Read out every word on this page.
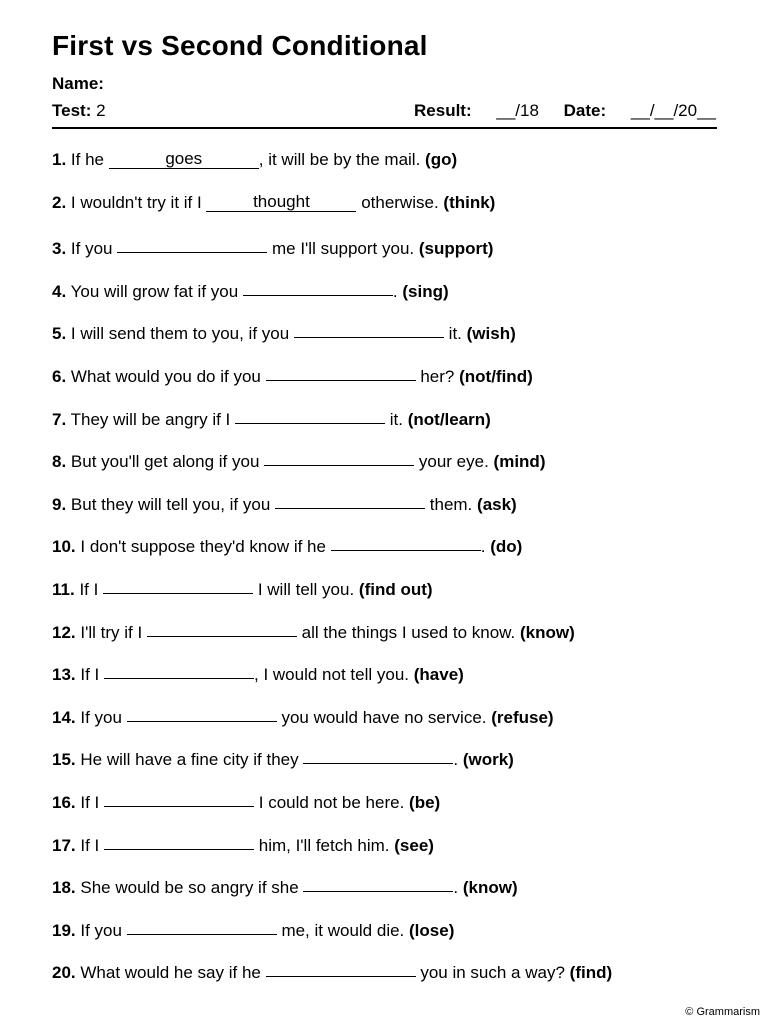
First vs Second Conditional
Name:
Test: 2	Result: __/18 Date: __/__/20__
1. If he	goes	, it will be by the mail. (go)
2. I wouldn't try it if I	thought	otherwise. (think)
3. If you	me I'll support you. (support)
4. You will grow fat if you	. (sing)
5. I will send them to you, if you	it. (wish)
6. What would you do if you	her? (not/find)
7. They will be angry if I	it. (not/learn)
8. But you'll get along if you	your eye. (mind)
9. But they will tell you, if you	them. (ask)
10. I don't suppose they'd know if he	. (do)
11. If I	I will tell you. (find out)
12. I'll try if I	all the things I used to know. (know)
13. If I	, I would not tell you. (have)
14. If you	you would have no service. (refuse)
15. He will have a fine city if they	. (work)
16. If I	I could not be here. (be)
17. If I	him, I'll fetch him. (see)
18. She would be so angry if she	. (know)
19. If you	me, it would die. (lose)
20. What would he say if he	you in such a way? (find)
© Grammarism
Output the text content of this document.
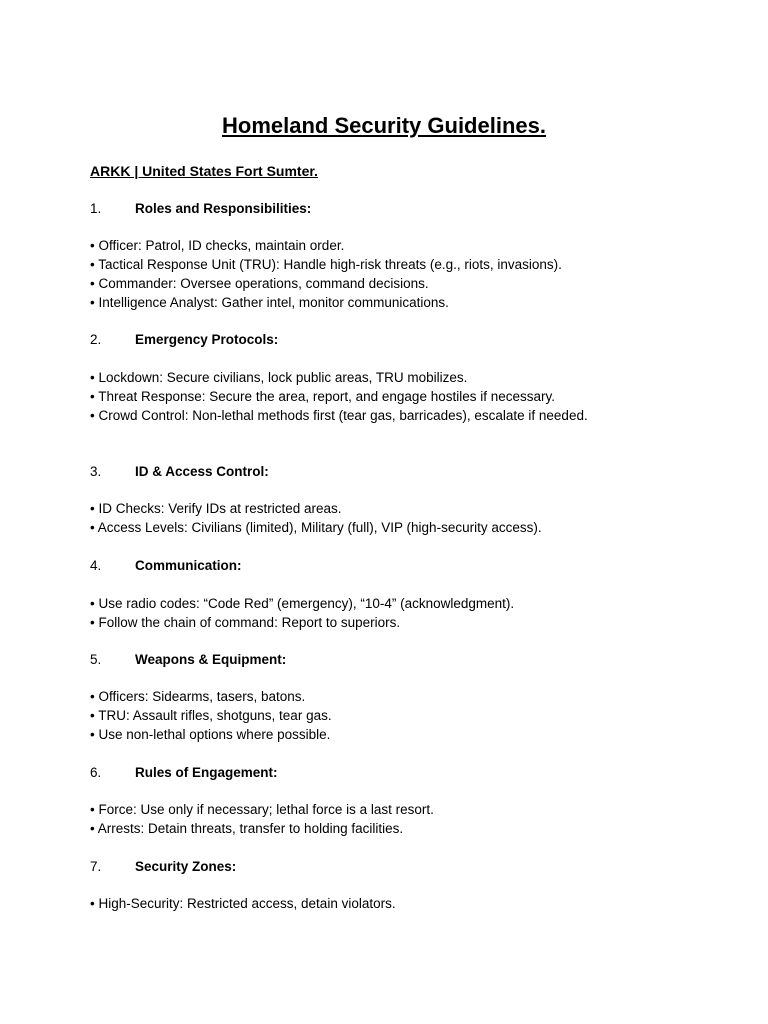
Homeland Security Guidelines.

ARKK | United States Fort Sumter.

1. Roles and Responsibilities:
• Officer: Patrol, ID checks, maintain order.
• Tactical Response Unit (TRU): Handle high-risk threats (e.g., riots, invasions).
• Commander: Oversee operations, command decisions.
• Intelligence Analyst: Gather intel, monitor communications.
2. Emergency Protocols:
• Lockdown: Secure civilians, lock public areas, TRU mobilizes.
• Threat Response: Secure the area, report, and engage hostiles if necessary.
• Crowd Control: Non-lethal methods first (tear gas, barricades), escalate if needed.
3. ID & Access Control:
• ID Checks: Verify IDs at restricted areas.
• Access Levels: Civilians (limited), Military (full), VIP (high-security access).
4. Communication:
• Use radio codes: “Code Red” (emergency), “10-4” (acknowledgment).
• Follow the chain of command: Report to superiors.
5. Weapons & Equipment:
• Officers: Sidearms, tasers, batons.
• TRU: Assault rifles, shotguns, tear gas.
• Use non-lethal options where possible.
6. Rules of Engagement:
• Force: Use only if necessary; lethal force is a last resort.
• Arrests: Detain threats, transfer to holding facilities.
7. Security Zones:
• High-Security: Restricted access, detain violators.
---
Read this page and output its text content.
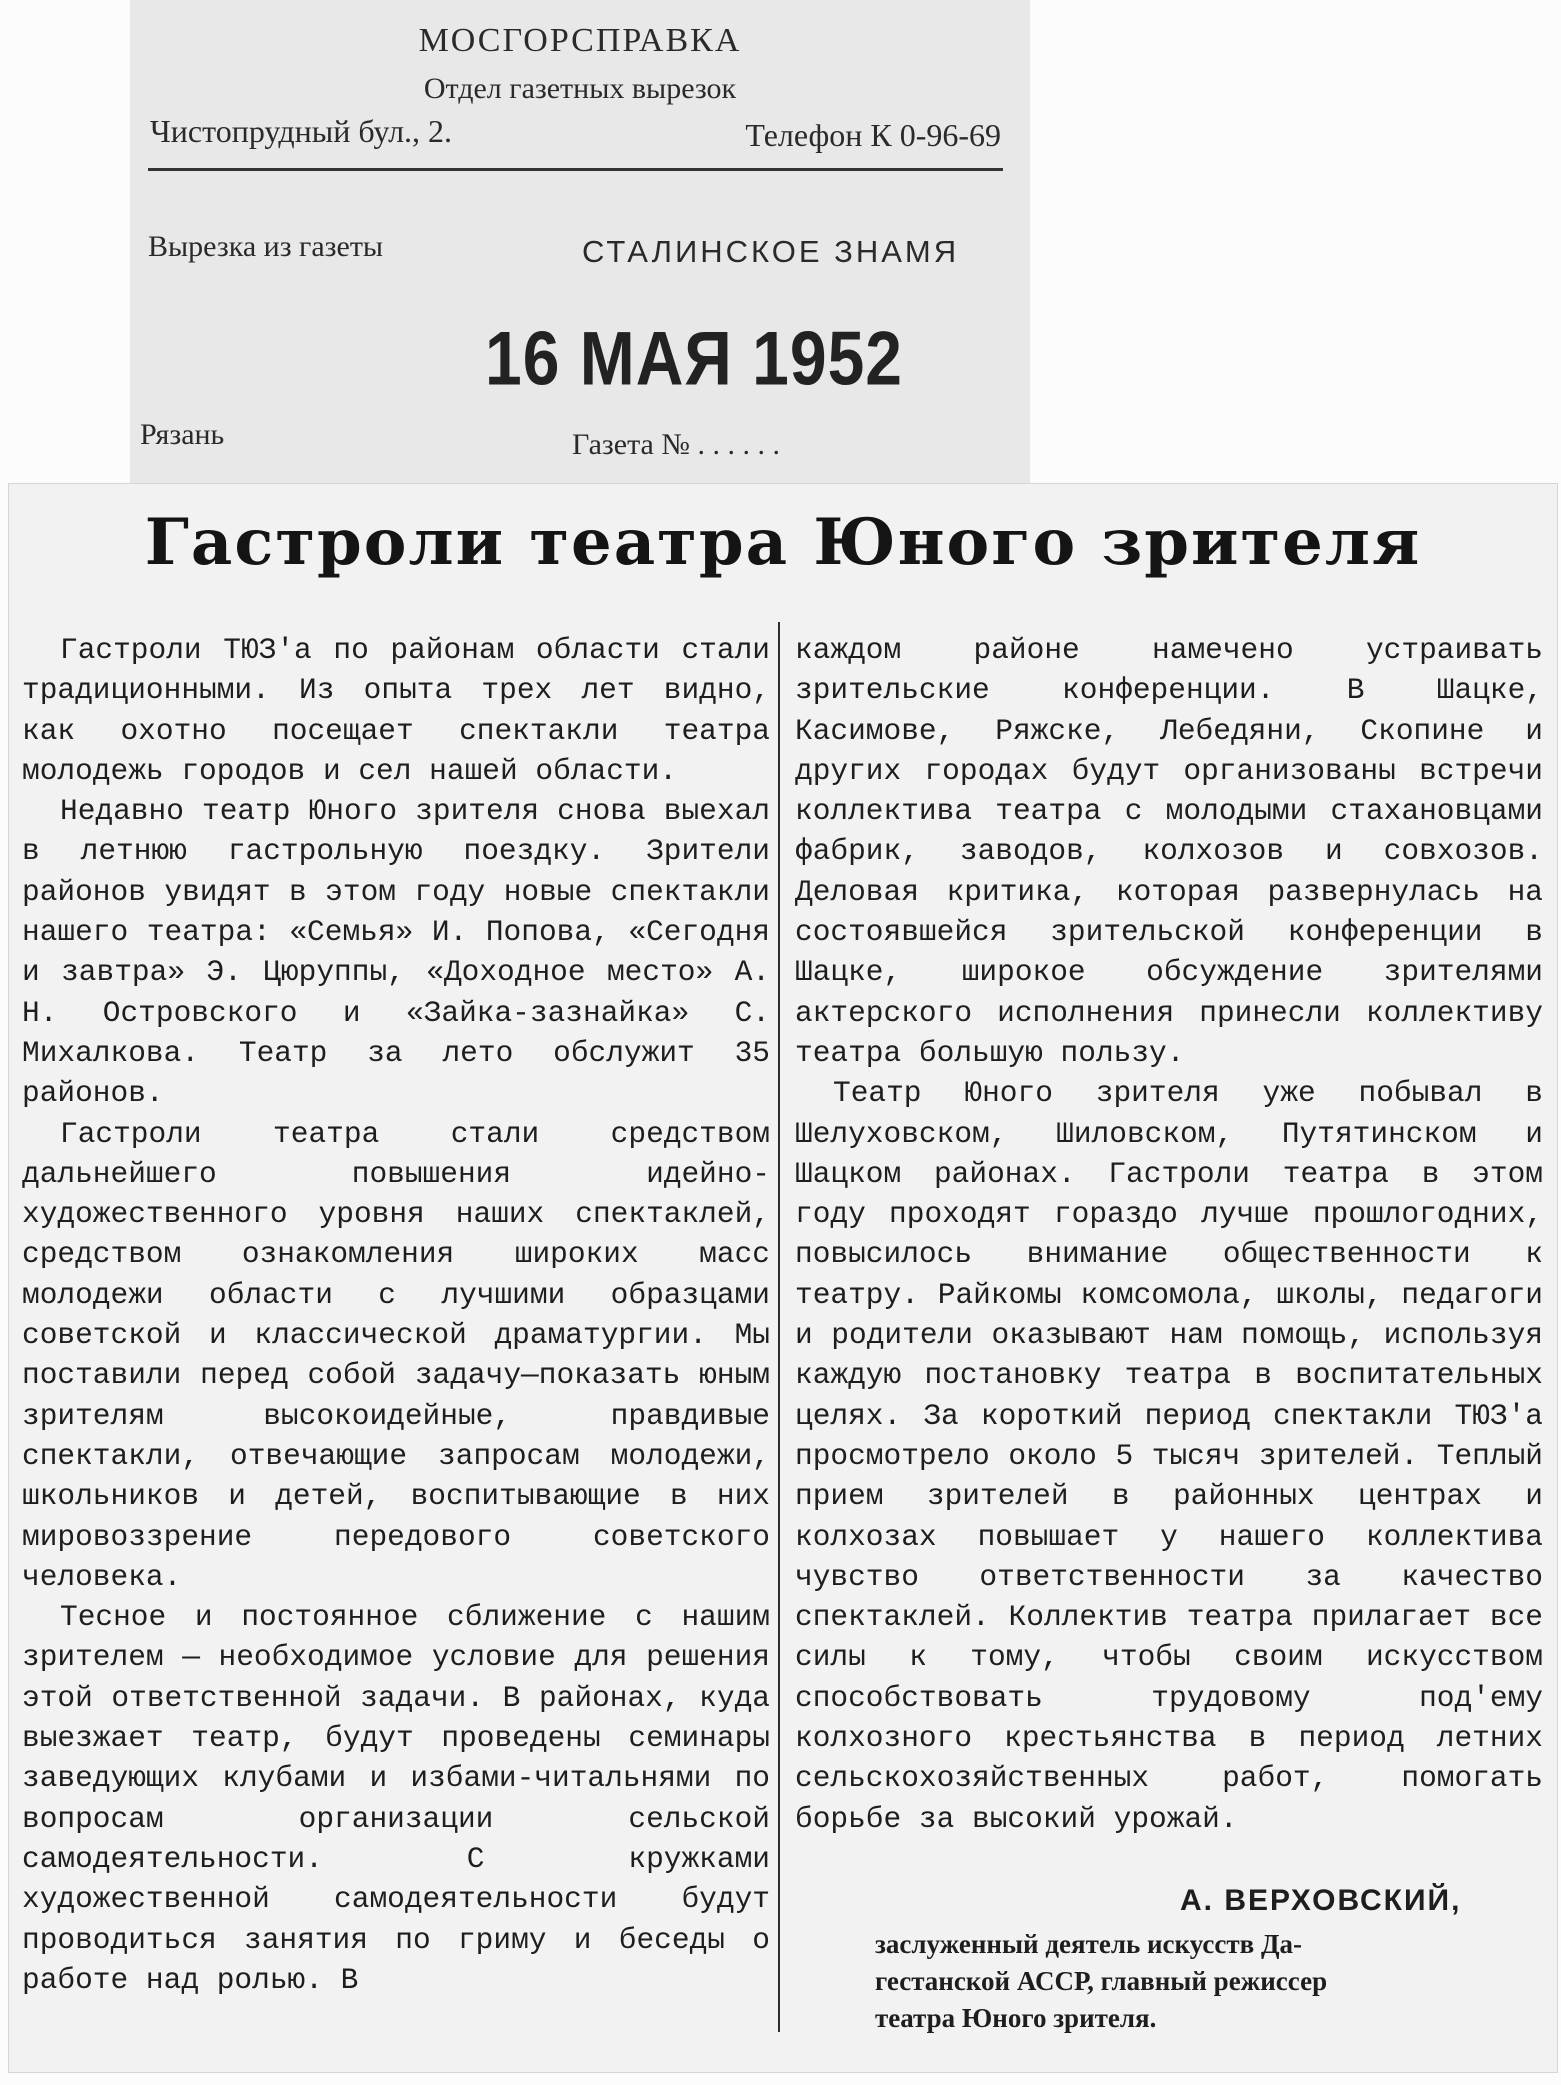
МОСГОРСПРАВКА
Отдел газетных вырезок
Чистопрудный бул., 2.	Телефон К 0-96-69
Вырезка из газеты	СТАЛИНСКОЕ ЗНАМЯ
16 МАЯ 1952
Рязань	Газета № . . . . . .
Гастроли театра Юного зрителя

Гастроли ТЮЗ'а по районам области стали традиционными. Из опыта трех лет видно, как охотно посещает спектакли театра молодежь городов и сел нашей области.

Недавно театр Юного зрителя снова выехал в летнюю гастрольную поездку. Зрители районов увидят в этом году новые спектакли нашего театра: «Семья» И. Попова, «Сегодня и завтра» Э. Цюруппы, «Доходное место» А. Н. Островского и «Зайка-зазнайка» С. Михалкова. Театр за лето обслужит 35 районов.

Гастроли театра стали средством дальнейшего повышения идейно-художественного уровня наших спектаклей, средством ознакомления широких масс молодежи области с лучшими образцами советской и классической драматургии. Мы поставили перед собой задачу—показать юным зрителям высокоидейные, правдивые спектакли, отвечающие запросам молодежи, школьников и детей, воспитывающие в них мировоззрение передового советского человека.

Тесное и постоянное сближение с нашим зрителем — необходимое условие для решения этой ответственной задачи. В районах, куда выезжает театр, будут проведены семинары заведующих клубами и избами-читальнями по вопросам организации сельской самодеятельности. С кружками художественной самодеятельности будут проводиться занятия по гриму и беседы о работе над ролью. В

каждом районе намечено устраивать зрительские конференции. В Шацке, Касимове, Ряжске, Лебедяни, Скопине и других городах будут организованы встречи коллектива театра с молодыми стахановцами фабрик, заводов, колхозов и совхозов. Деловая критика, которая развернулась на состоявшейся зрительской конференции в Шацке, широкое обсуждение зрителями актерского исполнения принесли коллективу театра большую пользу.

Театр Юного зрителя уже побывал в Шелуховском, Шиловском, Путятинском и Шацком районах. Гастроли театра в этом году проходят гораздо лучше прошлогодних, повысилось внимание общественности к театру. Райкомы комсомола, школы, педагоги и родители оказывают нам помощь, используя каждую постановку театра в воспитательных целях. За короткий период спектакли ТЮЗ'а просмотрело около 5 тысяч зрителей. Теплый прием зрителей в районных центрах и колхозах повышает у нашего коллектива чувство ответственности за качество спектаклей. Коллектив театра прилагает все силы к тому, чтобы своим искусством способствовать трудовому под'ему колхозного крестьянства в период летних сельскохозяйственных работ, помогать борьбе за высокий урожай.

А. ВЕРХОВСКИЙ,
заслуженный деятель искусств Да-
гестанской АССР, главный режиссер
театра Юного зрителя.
==
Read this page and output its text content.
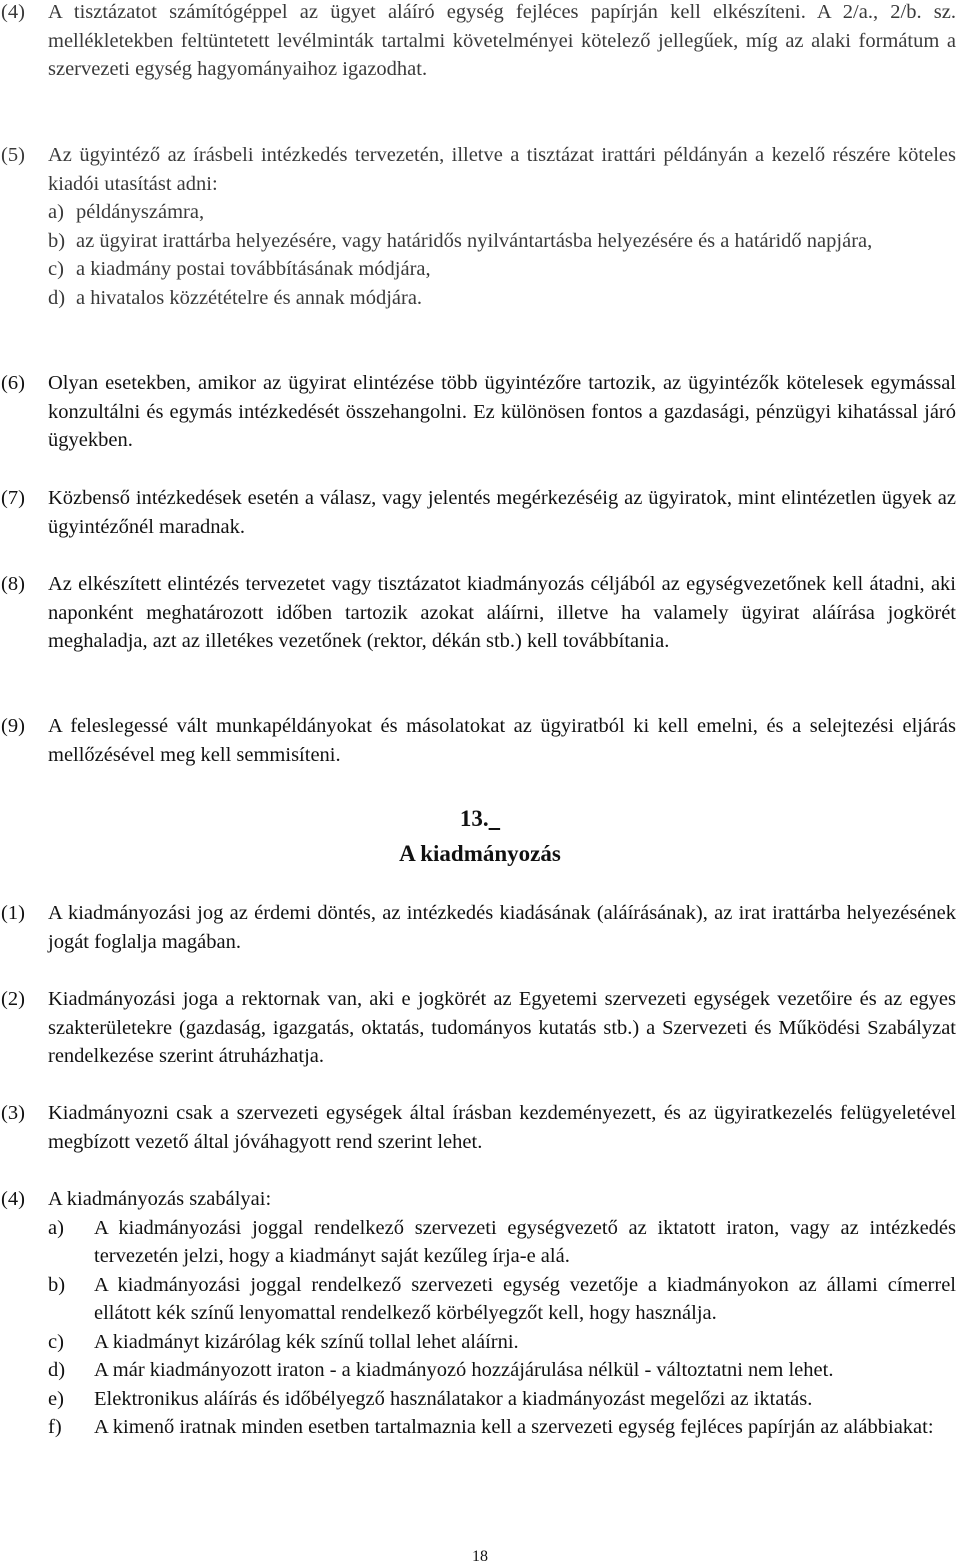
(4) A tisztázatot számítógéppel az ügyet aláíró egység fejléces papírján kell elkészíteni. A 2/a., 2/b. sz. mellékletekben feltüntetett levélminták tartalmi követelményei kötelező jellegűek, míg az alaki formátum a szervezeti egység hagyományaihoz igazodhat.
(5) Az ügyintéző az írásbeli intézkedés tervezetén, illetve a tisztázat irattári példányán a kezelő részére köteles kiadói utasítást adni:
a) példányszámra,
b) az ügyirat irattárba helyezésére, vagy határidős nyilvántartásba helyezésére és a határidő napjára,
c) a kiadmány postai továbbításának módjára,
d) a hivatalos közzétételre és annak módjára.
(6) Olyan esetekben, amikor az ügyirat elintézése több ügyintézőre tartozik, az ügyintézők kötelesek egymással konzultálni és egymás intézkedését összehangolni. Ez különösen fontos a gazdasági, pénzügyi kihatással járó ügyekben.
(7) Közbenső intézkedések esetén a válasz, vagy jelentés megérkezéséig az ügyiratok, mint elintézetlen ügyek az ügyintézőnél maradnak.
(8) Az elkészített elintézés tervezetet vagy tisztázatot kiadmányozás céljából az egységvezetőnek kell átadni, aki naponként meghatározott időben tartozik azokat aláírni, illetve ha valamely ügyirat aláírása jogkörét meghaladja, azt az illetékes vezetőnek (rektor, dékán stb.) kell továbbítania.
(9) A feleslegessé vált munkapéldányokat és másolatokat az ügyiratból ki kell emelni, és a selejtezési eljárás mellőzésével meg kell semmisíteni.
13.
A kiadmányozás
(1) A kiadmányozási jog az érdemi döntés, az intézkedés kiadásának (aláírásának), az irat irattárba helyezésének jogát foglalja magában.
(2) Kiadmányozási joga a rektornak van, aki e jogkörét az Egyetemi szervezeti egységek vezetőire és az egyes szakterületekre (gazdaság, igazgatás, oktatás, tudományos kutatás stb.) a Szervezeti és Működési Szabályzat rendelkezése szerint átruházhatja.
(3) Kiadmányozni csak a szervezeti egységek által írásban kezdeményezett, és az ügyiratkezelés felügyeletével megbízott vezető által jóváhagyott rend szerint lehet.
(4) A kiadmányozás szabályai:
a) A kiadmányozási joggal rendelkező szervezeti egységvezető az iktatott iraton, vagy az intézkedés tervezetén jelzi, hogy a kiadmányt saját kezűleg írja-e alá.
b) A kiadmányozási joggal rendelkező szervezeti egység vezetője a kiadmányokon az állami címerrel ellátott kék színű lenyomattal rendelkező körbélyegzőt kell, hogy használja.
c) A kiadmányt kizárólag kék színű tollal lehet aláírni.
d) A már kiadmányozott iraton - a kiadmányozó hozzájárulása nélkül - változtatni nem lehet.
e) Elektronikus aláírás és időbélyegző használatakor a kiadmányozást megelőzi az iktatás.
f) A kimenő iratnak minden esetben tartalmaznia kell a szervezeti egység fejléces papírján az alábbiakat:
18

What is being asked = Using the records above, gather all lines where the string "módjára" is present.

Written response =
c) a kiadmány postai továbbításának módjára,
d) a hivatalos közzétételre és annak módjára.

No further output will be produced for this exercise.